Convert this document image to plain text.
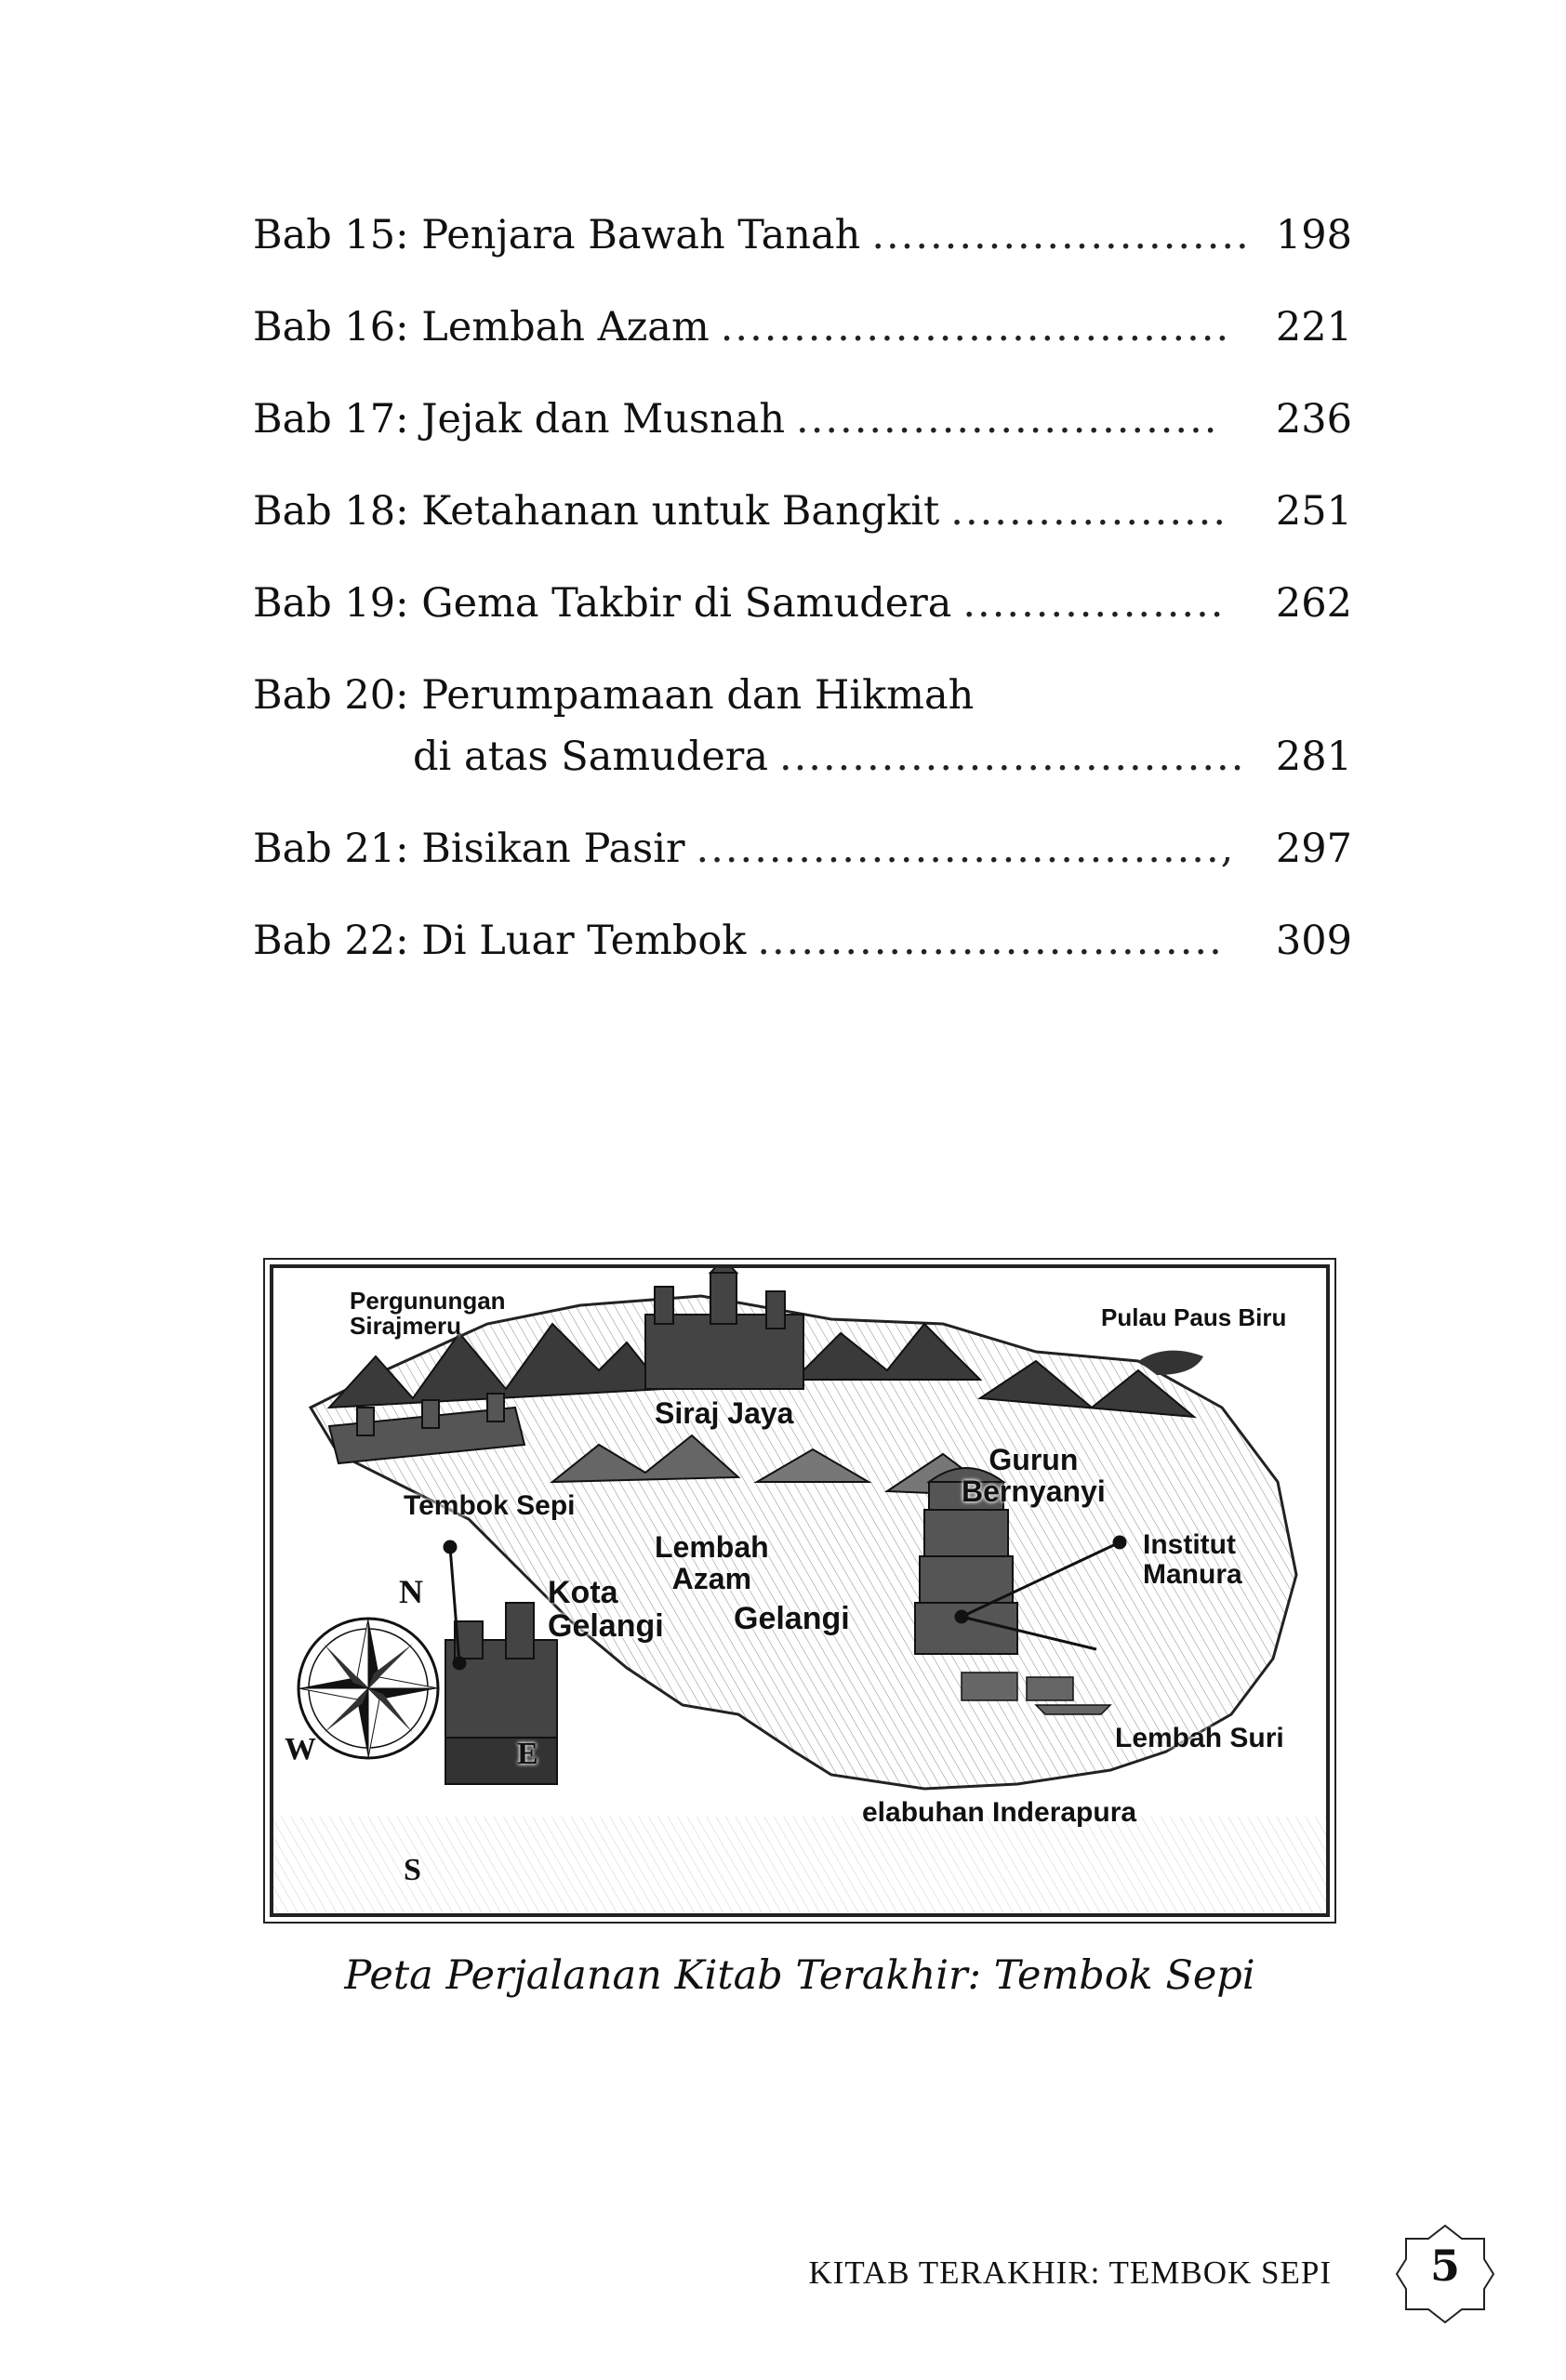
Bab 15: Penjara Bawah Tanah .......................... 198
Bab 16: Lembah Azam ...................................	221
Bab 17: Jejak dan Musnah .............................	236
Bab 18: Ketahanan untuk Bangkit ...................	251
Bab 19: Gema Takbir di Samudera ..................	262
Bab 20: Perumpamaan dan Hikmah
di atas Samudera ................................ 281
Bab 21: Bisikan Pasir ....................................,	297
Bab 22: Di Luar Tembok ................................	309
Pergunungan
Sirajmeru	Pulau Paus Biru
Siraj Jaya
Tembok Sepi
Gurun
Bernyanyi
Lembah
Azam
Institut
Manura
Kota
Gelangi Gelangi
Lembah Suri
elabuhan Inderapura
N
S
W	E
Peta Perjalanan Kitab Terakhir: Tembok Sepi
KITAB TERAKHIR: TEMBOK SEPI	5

..........

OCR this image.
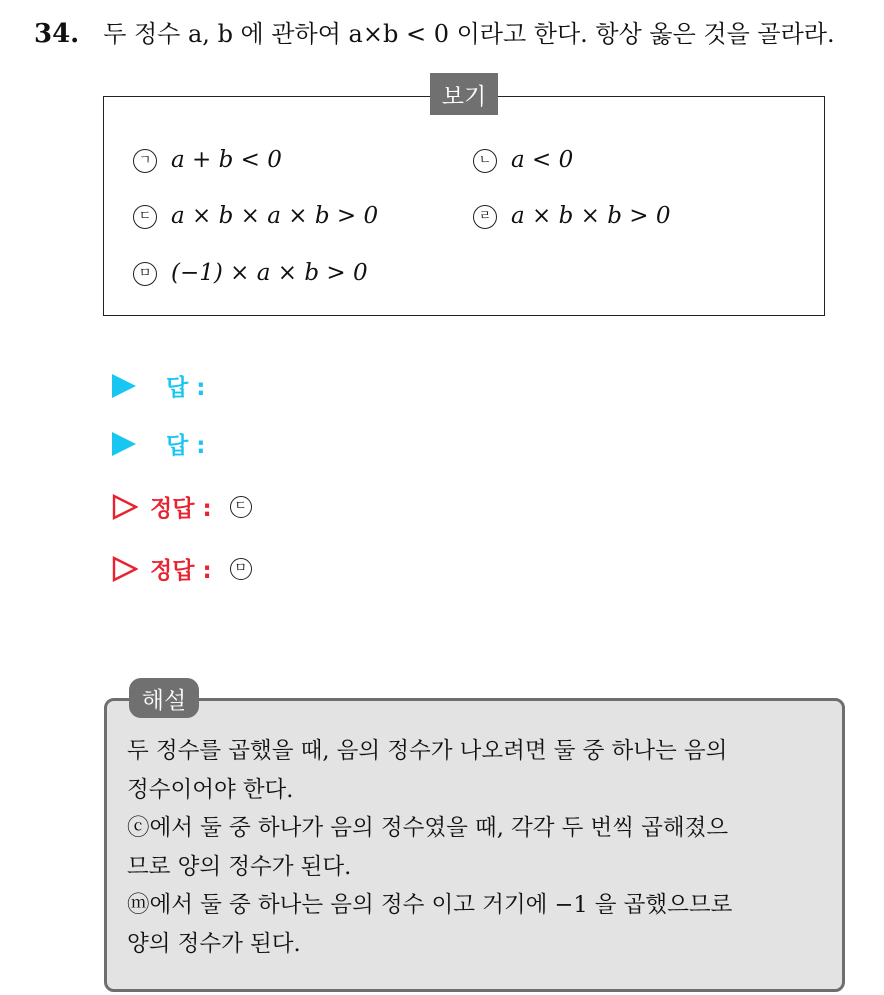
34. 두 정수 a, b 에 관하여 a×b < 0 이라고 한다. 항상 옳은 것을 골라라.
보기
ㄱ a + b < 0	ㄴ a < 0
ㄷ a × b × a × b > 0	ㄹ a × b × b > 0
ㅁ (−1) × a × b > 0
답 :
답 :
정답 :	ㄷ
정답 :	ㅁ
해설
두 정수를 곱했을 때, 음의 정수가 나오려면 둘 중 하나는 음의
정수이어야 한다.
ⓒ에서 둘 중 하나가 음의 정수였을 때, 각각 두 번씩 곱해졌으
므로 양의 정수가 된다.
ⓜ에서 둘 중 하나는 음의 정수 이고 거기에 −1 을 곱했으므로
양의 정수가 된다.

..........

Required work >>
Copy each line from the data above that includes "this".

Exercise response >>
Convert this document image to plain text.
OCR this image.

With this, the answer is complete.